(Saved data entries)
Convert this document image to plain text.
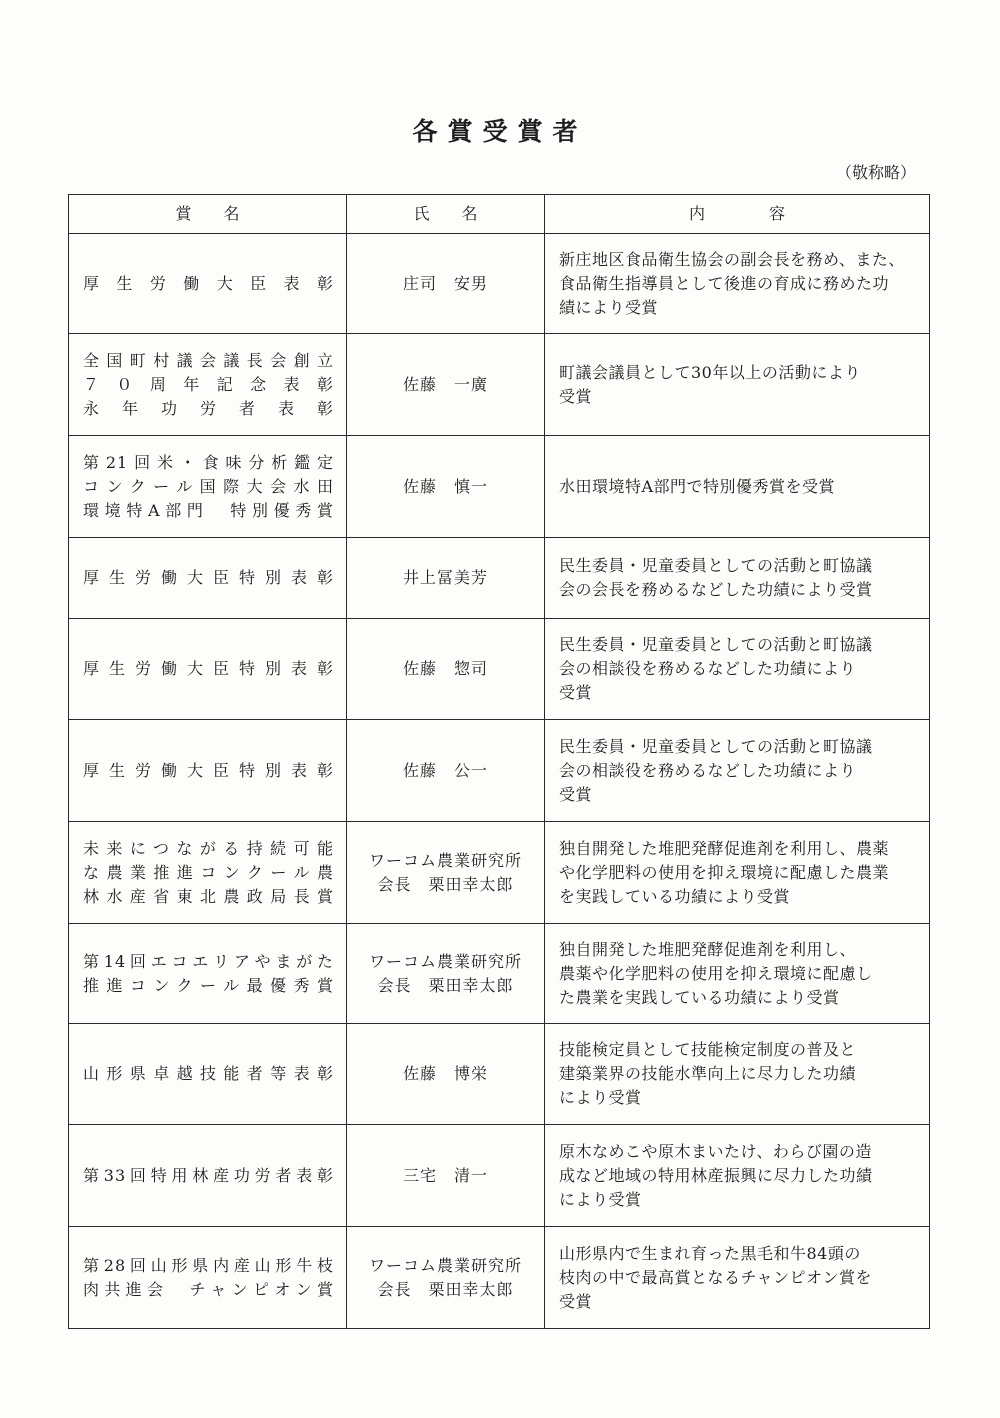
各賞受賞者
（敬称略）
賞　　名	氏　　名	内　　　　容

厚生労働大臣表彰	庄司　安男	新庄地区食品衛生協会の副会長を務め、また、
食品衛生指導員として後進の育成に務めた功
績により受賞

全国町村議会議長会創立
７０周年記念表彰
永年功労者表彰	佐藤　一廣	町議会議員として30年以上の活動により
受賞

第21回米・食味分析鑑定
コンクール国際大会水田
環境特A部門　特別優秀賞	佐藤　慎一	水田環境特A部門で特別優秀賞を受賞

厚生労働大臣特別表彰	井上冨美芳	民生委員・児童委員としての活動と町協議
会の会長を務めるなどした功績により受賞

厚生労働大臣特別表彰	佐藤　惣司	民生委員・児童委員としての活動と町協議
会の相談役を務めるなどした功績により
受賞

厚生労働大臣特別表彰	佐藤　公一	民生委員・児童委員としての活動と町協議
会の相談役を務めるなどした功績により
受賞

未来につながる持続可能
な農業推進コンクール農
林水産省東北農政局長賞	ワーコム農業研究所
会長　栗田幸太郎	独自開発した堆肥発酵促進剤を利用し、農薬
や化学肥料の使用を抑え環境に配慮した農業
を実践している功績により受賞

第14回エコエリアやまがた
推進コンクール最優秀賞	ワーコム農業研究所
会長　栗田幸太郎	独自開発した堆肥発酵促進剤を利用し、
農薬や化学肥料の使用を抑え環境に配慮し
た農業を実践している功績により受賞

山形県卓越技能者等表彰	佐藤　博栄	技能検定員として技能検定制度の普及と
建築業界の技能水準向上に尽力した功績
により受賞

第33回特用林産功労者表彰	三宅　清一	原木なめこや原木まいたけ、わらび園の造
成など地域の特用林産振興に尽力した功績
により受賞

第28回山形県内産山形牛枝
肉共進会　チャンピオン賞	ワーコム農業研究所
会長　栗田幸太郎	山形県内で生まれ育った黒毛和牛84頭の
枝肉の中で最高賞となるチャンピオン賞を
受賞
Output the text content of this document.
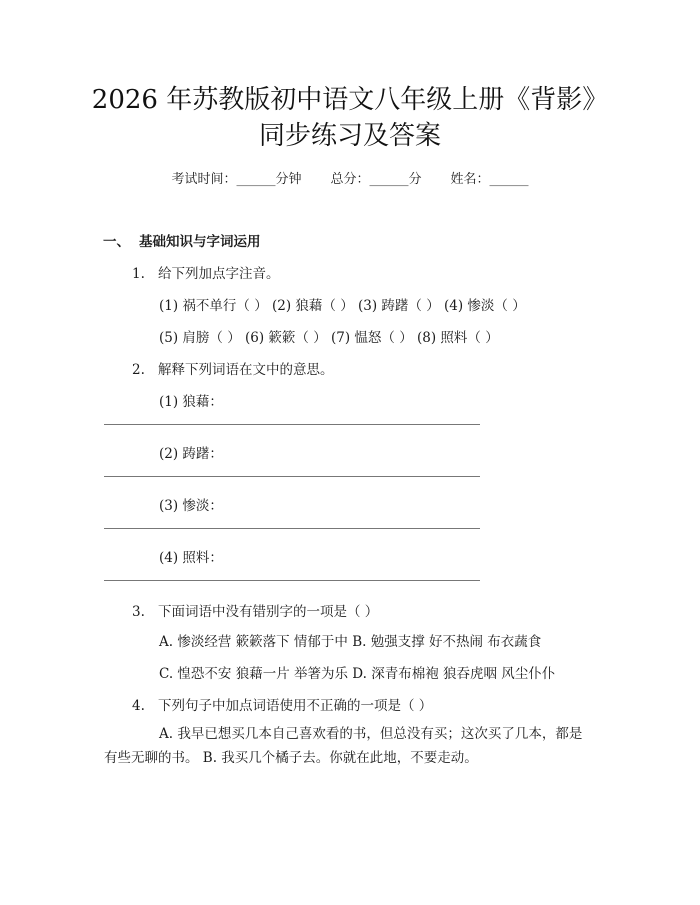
2026 年苏教版初中语文八年级上册《背影》
同步练习及答案
考试时间：______分钟 总分：______分 姓名：______
一、 基础知识与字词运用
1. 给下列加点字注音。
(1) 祸不单行（ ） (2) 狼藉（ ） (3) 踌躇（ ） (4) 惨淡（ ）
(5) 肩膀（ ） (6) 簌簌（ ） (7) 愠怒（ ） (8) 照料（ ）
2. 解释下列词语在文中的意思。
(1) 狼藉：
(2) 踌躇：
(3) 惨淡：
(4) 照料：
3. 下面词语中没有错别字的一项是（ ）
A. 惨淡经营 簌簌落下 情郁于中 B. 勉强支撑 好不热闹 布衣蔬食
C. 惶恐不安 狼藉一片 举箸为乐 D. 深青布棉袍 狼吞虎咽 风尘仆仆
4. 下列句子中加点词语使用不正确的一项是（ ）
A. 我早已想买几本自己喜欢看的书，但总没有买；这次买了几本，都是有些无聊的书。 B. 我买几个橘子去。你就在此地，不要走动。
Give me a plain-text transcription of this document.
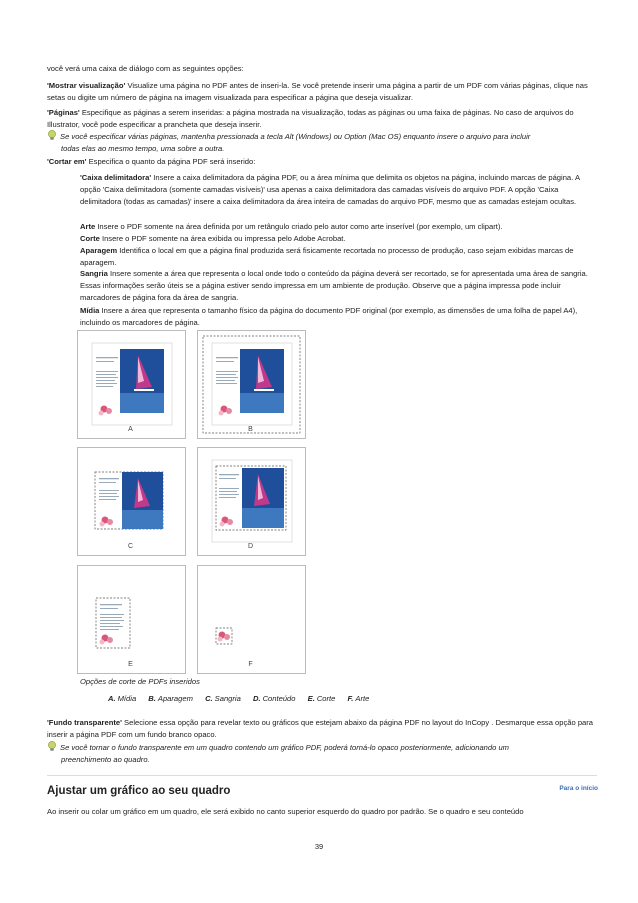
você verá uma caixa de diálogo com as seguintes opções:
'Mostrar visualização' Visualize uma página no PDF antes de inseri-la. Se você pretende inserir uma página a partir de um PDF com várias páginas, clique nas setas ou digite um número de página na imagem visualizada para especificar a página que deseja visualizar.
'Páginas' Especifique as páginas a serem inseridas: a página mostrada na visualização, todas as páginas ou uma faixa de páginas. No caso de arquivos do Illustrator, você pode especificar a prancheta que deseja inserir.
Se você especificar várias páginas, mantenha pressionada a tecla Alt (Windows) ou Option (Mac OS) enquanto insere o arquivo para incluir
todas elas ao mesmo tempo, uma sobre a outra.
'Cortar em' Especifica o quanto da página PDF será inserido:
'Caixa delimitadora' Insere a caixa delimitadora da página PDF, ou a área mínima que delimita os objetos na página, incluindo marcas de página. A opção 'Caixa delimitadora (somente camadas visíveis)' usa apenas a caixa delimitadora das camadas visíveis do arquivo PDF. A opção 'Caixa delimitadora (todas as camadas)' insere a caixa delimitadora da área inteira de camadas do arquivo PDF, mesmo que as camadas estejam ocultas.
Arte Insere o PDF somente na área definida por um retângulo criado pelo autor como arte inserível (por exemplo, um clipart).
Corte Insere o PDF somente na área exibida ou impressa pelo Adobe Acrobat.
Aparagem Identifica o local em que a página final produzida será fisicamente recortada no processo de produção, caso sejam exibidas marcas de aparagem.
Sangria Insere somente a área que representa o local onde todo o conteúdo da página deverá ser recortado, se for apresentada uma área de sangria. Essas informações serão úteis se a página estiver sendo impressa em um ambiente de produção. Observe que a página impressa pode incluir marcadores de página fora da área de sangria.
Mídia Insere a área que representa o tamanho físico da página do documento PDF original (por exemplo, as dimensões de uma folha de papel A4), incluindo os marcadores de página.
A	B
C	D
E	F
Opções de corte de PDFs inseridos
A. Mídia B. Aparagem C. Sangria D. Conteúdo E. Corte F. Arte
'Fundo transparente' Selecione essa opção para revelar texto ou gráficos que estejam abaixo da página PDF no layout do InCopy . Desmarque essa opção para inserir a página PDF com um fundo branco opaco.
Se você tornar o fundo transparente em um quadro contendo um gráfico PDF, poderá torná-lo opaco posteriormente, adicionando um
preenchimento ao quadro.
Ajustar um gráfico ao seu quadro	Para o início
Ao inserir ou colar um gráfico em um quadro, ele será exibido no canto superior esquerdo do quadro por padrão. Se o quadro e seu conteúdo
39
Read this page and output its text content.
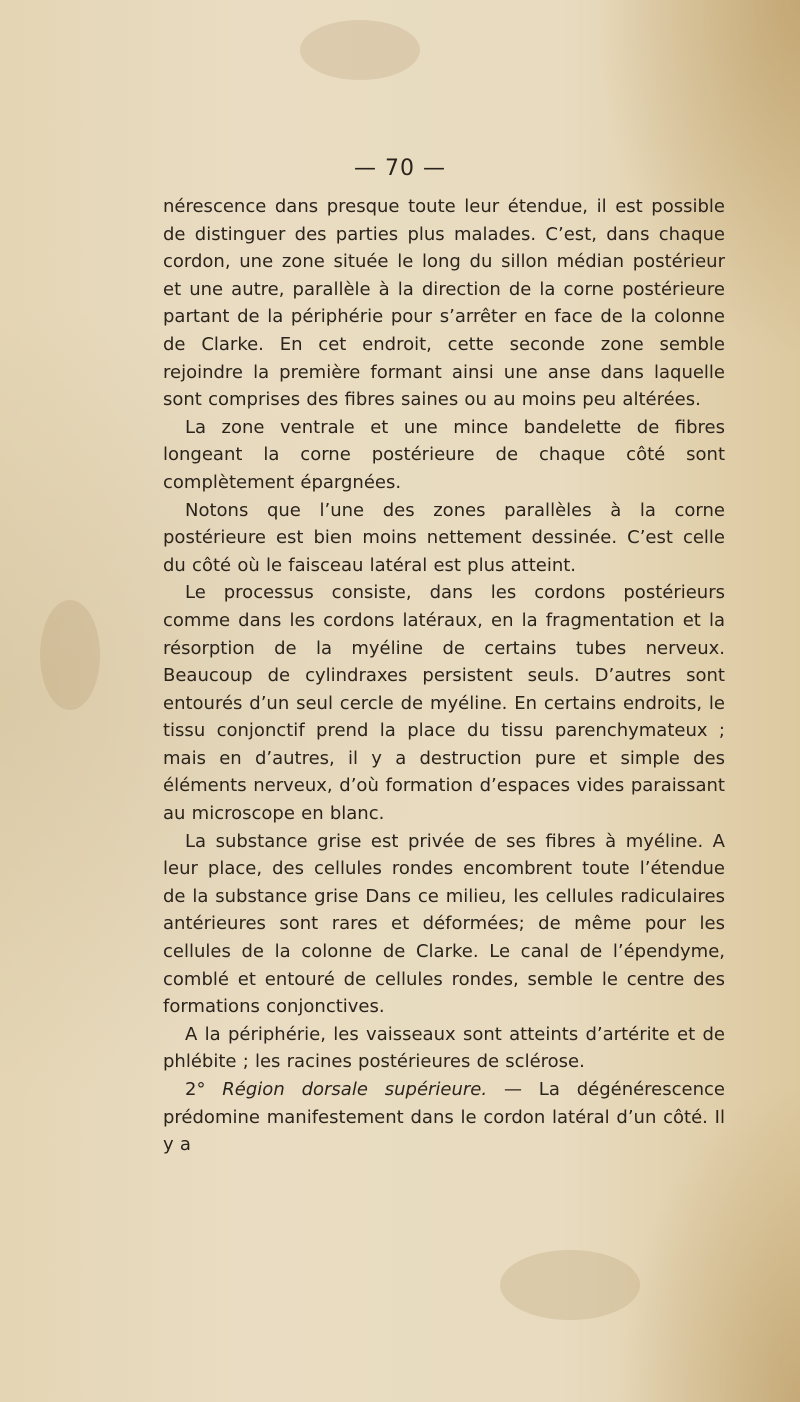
— 70 —

nérescence dans presque toute leur étendue, il est possible de distinguer des parties plus malades. C’est, dans chaque cordon, une zone située le long du sillon médian postérieur et une autre, parallèle à la direction de la corne postérieure partant de la périphérie pour s’arrêter en face de la colonne de Clarke. En cet endroit, cette seconde zone semble rejoindre la première formant ainsi une anse dans laquelle sont comprises des fibres saines ou au moins peu altérées.

La zone ventrale et une mince bandelette de fibres longeant la corne postérieure de chaque côté sont complètement épargnées.

Notons que l’une des zones parallèles à la corne postérieure est bien moins nettement dessinée. C’est celle du côté où le faisceau latéral est plus atteint.

Le processus consiste, dans les cordons postérieurs comme dans les cordons latéraux, en la fragmentation et la résorption de la myéline de certains tubes nerveux. Beaucoup de cylindraxes persistent seuls. D’autres sont entourés d’un seul cercle de myéline. En certains endroits, le tissu conjonctif prend la place du tissu parenchymateux ; mais en d’autres, il y a destruction pure et simple des éléments nerveux, d’où formation d’espaces vides paraissant au microscope en blanc.

La substance grise est privée de ses fibres à myéline. A leur place, des cellules rondes encombrent toute l’étendue de la substance grise Dans ce milieu, les cellules radiculaires antérieures sont rares et déformées; de même pour les cellules de la colonne de Clarke. Le canal de l’épendyme, comblé et entouré de cellules rondes, semble le centre des formations conjonctives.

A la périphérie, les vaisseaux sont atteints d’artérite et de phlébite ; les racines postérieures de sclérose.

2° Région dorsale supérieure. — La dégénérescence prédomine manifestement dans le cordon latéral d’un côté. Il y a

[Work instructions] Using the listing above, show every line that includes the string "várias".

[Worked solution]
'Mostrar visualização' Visualize uma página no PDF antes de inseri-la. Se você pretende inserir uma página a partir de um PDF com várias páginas, clique nas setas ou digite um número de página na imagem visualizada para especificar a página que deseja visualizar.
Se você especificar várias páginas, mantenha pressionada a tecla Alt (Windows) ou Option (Mac OS) enquanto insere o arquivo para incluir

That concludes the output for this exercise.